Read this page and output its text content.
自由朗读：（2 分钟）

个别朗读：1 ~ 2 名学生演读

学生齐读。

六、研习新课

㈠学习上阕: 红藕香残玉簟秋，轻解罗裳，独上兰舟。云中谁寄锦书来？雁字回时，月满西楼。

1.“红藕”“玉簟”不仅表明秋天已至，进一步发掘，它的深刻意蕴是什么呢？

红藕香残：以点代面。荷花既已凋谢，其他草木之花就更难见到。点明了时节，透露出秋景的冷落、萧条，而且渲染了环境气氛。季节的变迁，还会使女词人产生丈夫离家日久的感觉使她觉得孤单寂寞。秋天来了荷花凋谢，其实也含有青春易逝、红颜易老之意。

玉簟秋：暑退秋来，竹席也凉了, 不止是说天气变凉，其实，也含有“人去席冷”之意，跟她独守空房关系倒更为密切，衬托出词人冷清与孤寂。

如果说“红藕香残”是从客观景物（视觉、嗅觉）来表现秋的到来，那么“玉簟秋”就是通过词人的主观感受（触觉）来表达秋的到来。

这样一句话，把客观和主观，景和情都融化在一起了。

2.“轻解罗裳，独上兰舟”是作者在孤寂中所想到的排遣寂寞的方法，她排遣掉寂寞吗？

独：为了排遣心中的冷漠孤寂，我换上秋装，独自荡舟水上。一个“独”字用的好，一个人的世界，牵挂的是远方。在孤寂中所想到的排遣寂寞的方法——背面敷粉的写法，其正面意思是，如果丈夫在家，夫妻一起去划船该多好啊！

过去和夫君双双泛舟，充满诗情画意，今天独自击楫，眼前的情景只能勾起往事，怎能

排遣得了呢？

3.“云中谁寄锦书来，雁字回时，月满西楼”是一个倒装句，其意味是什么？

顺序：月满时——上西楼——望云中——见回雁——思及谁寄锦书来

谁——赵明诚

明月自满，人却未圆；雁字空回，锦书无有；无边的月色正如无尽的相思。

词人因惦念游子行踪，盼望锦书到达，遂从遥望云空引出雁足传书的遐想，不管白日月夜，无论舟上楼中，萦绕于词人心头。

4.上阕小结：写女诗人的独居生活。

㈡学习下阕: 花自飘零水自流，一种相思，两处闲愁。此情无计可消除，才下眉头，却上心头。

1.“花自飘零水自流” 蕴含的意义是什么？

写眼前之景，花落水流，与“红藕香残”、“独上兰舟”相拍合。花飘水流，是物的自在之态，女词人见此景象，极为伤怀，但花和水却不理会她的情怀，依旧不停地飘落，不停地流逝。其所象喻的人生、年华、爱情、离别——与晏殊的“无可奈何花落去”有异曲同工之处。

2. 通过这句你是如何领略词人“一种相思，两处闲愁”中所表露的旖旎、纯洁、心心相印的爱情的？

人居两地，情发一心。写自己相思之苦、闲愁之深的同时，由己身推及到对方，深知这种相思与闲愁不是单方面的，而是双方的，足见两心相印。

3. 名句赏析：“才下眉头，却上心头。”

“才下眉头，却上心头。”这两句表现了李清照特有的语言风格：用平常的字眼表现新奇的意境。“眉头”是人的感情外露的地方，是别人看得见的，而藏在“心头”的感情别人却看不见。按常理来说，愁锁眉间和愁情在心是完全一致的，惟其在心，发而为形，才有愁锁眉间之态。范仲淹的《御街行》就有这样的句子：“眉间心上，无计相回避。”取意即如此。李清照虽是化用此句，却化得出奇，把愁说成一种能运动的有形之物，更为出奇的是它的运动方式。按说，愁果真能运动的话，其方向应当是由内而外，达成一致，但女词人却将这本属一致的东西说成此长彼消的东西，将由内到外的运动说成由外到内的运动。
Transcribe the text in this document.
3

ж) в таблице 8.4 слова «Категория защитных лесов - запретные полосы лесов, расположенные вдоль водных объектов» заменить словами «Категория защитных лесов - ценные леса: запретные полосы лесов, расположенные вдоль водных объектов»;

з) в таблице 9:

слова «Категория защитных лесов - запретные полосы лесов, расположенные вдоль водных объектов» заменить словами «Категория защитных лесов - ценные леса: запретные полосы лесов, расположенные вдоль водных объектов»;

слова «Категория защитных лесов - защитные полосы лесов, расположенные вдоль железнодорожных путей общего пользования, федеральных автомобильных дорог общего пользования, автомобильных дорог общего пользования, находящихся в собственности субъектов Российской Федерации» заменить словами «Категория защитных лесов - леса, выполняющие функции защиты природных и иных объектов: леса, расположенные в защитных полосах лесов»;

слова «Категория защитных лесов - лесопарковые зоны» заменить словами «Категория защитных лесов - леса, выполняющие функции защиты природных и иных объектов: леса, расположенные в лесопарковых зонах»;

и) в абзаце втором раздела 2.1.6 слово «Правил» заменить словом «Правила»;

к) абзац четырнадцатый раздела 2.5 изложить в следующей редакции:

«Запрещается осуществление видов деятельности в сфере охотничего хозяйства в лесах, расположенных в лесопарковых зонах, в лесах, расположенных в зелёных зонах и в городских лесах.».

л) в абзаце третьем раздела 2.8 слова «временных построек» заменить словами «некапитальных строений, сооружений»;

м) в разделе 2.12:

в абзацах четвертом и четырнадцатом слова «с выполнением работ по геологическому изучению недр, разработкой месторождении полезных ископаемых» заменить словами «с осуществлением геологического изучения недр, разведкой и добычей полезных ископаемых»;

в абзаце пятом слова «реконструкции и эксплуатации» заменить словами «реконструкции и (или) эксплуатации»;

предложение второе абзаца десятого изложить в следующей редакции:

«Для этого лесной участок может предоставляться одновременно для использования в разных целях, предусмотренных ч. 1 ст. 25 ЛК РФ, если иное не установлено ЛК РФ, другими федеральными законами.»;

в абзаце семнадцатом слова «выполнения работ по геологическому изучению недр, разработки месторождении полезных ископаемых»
---+---
■ Requirement: Exact copies of all the records are required.

■ Task solution:
Read this page and output its text content.
自由朗读：（2 分钟）

个别朗读：1 ~ 2 名学生演读

学生齐读。

六、研习新课

㈠学习上阕: 红藕香残玉簟秋，轻解罗裳，独上兰舟。云中谁寄锦书来？雁字回时，月满西楼。

1.“红藕”“玉簟”不仅表明秋天已至，进一步发掘，它的深刻意蕴是什么呢？

红藕香残：以点代面。荷花既已凋谢，其他草木之花就更难见到。点明了时节，透露出秋景的冷落、萧条，而且渲染了环境气氛。季节的变迁，还会使女词人产生丈夫离家日久的感觉使她觉得孤单寂寞。秋天来了荷花凋谢，其实也含有青春易逝、红颜易老之意。

玉簟秋：暑退秋来，竹席也凉了, 不止是说天气变凉，其实，也含有“人去席冷”之意，跟她独守空房关系倒更为密切，衬托出词人冷清与孤寂。

如果说“红藕香残”是从客观景物（视觉、嗅觉）来表现秋的到来，那么“玉簟秋”就是通过词人的主观感受（触觉）来表达秋的到来。

这样一句话，把客观和主观，景和情都融化在一起了。

2.“轻解罗裳，独上兰舟”是作者在孤寂中所想到的排遣寂寞的方法，她排遣掉寂寞吗？

独：为了排遣心中的冷漠孤寂，我换上秋装，独自荡舟水上。一个“独”字用的好，一个人的世界，牵挂的是远方。在孤寂中所想到的排遣寂寞的方法——背面敷粉的写法，其正面意思是，如果丈夫在家，夫妻一起去划船该多好啊！

过去和夫君双双泛舟，充满诗情画意，今天独自击楫，眼前的情景只能勾起往事，怎能

排遣得了呢？

3.“云中谁寄锦书来，雁字回时，月满西楼”是一个倒装句，其意味是什么？

顺序：月满时——上西楼——望云中——见回雁——思及谁寄锦书来

谁——赵明诚

明月自满，人却未圆；雁字空回，锦书无有；无边的月色正如无尽的相思。

词人因惦念游子行踪，盼望锦书到达，遂从遥望云空引出雁足传书的遐想，不管白日月夜，无论舟上楼中，萦绕于词人心头。

4.上阕小结：写女诗人的独居生活。

㈡学习下阕: 花自飘零水自流，一种相思，两处闲愁。此情无计可消除，才下眉头，却上心头。

1.“花自飘零水自流” 蕴含的意义是什么？

写眼前之景，花落水流，与“红藕香残”、“独上兰舟”相拍合。花飘水流，是物的自在之态，女词人见此景象，极为伤怀，但花和水却不理会她的情怀，依旧不停地飘落，不停地流逝。其所象喻的人生、年华、爱情、离别——与晏殊的“无可奈何花落去”有异曲同工之处。

2. 通过这句你是如何领略词人“一种相思，两处闲愁”中所表露的旖旎、纯洁、心心相印的爱情的？

人居两地，情发一心。写自己相思之苦、闲愁之深的同时，由己身推及到对方，深知这种相思与闲愁不是单方面的，而是双方的，足见两心相印。

3. 名句赏析：“才下眉头，却上心头。”

“才下眉头，却上心头。”这两句表现了李清照特有的语言风格：用平常的字眼表现新奇的意境。“眉头”是人的感情外露的地方，是别人看得见的，而藏在“心头”的感情别人却看不见。按常理来说，愁锁眉间和愁情在心是完全一致的，惟其在心，发而为形，才有愁锁眉间之态。范仲淹的《御街行》就有这样的句子：“眉间心上，无计相回避。”取意即如此。李清照虽是化用此句，却化得出奇，把愁说成一种能运动的有形之物，更为出奇的是它的运动方式。按说，愁果真能运动的话，其方向应当是由内而外，达成一致，但女词人却将这本属一致的东西说成此长彼消的东西，将由内到外的运动说成由外到内的运动。
Transcribe the text in this document.
3

ж) в таблице 8.4 слова «Категория защитных лесов - запретные полосы лесов, расположенные вдоль водных объектов» заменить словами «Категория защитных лесов - ценные леса: запретные полосы лесов, расположенные вдоль водных объектов»;

з) в таблице 9:

слова «Категория защитных лесов - запретные полосы лесов, расположенные вдоль водных объектов» заменить словами «Категория защитных лесов - ценные леса: запретные полосы лесов, расположенные вдоль водных объектов»;

слова «Категория защитных лесов - защитные полосы лесов, расположенные вдоль железнодорожных путей общего пользования, федеральных автомобильных дорог общего пользования, автомобильных дорог общего пользования, находящихся в собственности субъектов Российской Федерации» заменить словами «Категория защитных лесов - леса, выполняющие функции защиты природных и иных объектов: леса, расположенные в защитных полосах лесов»;

слова «Категория защитных лесов - лесопарковые зоны» заменить словами «Категория защитных лесов - леса, выполняющие функции защиты природных и иных объектов: леса, расположенные в лесопарковых зонах»;

и) в абзаце втором раздела 2.1.6 слово «Правил» заменить словом «Правила»;

к) абзац четырнадцатый раздела 2.5 изложить в следующей редакции:

«Запрещается осуществление видов деятельности в сфере охотничего хозяйства в лесах, расположенных в лесопарковых зонах, в лесах, расположенных в зелёных зонах и в городских лесах.».

л) в абзаце третьем раздела 2.8 слова «временных построек» заменить словами «некапитальных строений, сооружений»;

м) в разделе 2.12:

в абзацах четвертом и четырнадцатом слова «с выполнением работ по геологическому изучению недр, разработкой месторождении полезных ископаемых» заменить словами «с осуществлением геологического изучения недр, разведкой и добычей полезных ископаемых»;

в абзаце пятом слова «реконструкции и эксплуатации» заменить словами «реконструкции и (или) эксплуатации»;

предложение второе абзаца десятого изложить в следующей редакции:

«Для этого лесной участок может предоставляться одновременно для использования в разных целях, предусмотренных ч. 1 ст. 25 ЛК РФ, если иное не установлено ЛК РФ, другими федеральными законами.»;

в абзаце семнадцатом слова «выполнения работ по геологическому изучению недр, разработки месторождении полезных ископаемых»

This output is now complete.